• _THE EXERCISE_
Search the material for the string "总工程师", then return every line where it is found.

• _DATASET CONTENT_
-- START --
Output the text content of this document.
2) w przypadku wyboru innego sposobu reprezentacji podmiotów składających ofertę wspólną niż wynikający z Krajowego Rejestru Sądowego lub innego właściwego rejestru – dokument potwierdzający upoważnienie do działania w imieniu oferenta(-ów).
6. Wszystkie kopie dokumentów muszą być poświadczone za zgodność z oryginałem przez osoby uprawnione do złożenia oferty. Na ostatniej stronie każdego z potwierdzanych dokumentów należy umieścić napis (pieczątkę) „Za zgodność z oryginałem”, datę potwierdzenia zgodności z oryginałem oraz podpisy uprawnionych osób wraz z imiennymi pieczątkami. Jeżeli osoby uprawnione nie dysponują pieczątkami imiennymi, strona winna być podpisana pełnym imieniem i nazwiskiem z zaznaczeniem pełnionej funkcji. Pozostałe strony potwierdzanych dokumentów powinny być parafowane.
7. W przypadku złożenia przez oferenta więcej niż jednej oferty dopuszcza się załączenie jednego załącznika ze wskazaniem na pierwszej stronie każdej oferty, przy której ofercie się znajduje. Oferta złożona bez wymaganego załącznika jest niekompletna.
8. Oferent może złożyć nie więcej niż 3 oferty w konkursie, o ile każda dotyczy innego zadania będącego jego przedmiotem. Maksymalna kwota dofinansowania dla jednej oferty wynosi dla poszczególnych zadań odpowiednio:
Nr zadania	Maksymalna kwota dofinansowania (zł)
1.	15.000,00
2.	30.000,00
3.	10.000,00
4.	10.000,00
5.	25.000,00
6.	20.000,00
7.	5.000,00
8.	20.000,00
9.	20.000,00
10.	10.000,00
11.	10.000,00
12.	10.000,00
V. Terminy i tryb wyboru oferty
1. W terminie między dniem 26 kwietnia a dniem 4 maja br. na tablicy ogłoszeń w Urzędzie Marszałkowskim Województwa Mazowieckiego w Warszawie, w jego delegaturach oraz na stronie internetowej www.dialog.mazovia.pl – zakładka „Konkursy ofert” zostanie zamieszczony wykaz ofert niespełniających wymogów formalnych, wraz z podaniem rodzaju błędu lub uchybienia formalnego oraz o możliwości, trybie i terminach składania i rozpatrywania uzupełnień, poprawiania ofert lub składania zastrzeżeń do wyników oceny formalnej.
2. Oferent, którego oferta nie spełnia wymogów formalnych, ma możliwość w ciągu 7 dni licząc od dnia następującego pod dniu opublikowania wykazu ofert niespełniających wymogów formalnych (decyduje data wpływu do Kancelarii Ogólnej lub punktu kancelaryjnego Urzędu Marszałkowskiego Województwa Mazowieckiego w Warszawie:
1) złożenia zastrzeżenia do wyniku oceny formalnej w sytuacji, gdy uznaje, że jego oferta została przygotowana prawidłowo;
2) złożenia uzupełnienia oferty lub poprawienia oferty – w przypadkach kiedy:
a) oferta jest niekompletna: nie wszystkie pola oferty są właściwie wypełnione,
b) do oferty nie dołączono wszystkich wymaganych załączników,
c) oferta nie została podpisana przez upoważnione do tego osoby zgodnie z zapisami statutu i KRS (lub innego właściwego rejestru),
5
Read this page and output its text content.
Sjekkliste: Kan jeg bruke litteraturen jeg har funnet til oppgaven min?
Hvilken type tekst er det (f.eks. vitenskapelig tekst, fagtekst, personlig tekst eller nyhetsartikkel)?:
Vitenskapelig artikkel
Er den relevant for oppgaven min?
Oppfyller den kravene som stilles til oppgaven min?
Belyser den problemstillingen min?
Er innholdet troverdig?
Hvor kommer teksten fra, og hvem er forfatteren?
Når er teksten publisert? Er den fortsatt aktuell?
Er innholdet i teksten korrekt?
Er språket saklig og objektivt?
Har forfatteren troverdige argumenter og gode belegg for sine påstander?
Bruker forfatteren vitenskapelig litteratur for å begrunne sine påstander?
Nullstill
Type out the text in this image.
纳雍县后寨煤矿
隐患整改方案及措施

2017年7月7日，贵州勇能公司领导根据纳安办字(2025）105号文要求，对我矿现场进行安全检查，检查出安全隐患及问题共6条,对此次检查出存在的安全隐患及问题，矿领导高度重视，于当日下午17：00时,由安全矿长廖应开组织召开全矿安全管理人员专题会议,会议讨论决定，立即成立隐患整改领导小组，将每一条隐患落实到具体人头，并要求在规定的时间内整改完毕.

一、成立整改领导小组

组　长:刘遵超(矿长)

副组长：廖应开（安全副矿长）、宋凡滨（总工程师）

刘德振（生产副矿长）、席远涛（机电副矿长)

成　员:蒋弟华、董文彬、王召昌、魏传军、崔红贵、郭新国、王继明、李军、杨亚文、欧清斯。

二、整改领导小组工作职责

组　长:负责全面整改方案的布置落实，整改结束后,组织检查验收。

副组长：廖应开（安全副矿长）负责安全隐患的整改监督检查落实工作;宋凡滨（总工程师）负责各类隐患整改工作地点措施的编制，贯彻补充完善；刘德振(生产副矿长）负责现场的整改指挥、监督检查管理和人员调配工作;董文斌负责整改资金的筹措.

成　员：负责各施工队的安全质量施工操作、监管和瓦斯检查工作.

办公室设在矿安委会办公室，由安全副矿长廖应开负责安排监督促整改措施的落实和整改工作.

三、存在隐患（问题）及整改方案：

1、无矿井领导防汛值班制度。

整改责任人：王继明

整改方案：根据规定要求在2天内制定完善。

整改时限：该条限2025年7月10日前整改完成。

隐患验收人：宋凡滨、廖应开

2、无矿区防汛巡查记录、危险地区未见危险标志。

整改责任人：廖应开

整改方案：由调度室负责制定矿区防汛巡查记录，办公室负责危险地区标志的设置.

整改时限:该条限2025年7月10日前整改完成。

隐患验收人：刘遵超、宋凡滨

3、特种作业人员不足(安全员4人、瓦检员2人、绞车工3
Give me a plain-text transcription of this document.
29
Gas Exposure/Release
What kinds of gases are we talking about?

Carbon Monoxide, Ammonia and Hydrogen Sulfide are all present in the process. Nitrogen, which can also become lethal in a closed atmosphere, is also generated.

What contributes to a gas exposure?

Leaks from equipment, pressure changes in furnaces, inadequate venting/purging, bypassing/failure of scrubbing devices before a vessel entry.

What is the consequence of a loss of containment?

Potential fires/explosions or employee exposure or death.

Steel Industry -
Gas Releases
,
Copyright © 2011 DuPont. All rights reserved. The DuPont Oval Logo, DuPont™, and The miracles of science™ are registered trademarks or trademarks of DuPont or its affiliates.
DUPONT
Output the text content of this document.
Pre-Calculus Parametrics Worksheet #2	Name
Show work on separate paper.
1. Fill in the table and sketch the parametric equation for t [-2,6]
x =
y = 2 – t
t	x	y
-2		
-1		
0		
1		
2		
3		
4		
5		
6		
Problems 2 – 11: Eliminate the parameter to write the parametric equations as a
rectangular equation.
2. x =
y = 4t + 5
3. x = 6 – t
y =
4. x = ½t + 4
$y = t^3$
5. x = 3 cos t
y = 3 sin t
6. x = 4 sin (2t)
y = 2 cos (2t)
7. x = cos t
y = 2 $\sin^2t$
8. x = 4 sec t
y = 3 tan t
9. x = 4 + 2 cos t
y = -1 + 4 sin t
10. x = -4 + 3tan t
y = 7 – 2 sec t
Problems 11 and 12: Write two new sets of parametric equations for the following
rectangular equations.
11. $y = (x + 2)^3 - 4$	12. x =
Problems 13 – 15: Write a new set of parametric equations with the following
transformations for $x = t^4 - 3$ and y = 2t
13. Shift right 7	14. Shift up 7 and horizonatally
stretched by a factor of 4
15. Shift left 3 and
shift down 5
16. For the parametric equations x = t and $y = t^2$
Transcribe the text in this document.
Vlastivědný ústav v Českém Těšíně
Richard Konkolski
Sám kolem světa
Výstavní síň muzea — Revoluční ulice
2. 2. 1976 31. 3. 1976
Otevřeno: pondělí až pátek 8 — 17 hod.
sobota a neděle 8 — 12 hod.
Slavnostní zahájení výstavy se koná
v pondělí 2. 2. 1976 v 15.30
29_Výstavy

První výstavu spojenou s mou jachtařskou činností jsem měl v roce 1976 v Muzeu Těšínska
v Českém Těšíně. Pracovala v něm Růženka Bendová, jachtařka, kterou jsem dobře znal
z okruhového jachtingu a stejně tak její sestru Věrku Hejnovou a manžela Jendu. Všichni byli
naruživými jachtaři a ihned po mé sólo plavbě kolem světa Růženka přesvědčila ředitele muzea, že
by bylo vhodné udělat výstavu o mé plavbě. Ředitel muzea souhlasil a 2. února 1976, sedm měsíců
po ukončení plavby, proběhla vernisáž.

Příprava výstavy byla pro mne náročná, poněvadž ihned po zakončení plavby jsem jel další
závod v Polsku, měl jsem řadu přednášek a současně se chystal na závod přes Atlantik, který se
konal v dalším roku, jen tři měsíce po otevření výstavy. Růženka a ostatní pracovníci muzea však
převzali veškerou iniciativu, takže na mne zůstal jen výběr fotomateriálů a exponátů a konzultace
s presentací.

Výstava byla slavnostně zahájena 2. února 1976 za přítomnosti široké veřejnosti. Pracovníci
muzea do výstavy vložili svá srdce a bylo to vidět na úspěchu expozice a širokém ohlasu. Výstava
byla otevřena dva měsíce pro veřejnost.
-- END --
• _EXERCISE OUTPUT_
副组长：廖应开（安全副矿长）、宋凡滨（总工程师）
副组长：廖应开（安全副矿长）负责安全隐患的整改监督检查落实工作;宋凡滨（总工程师）负责各类隐患整改工作地点措施的编制，贯彻补充完善；刘德振(生产副矿长）负责现场的整改指挥、监督检查管理和人员调配工作;董文斌负责整改资金的筹措.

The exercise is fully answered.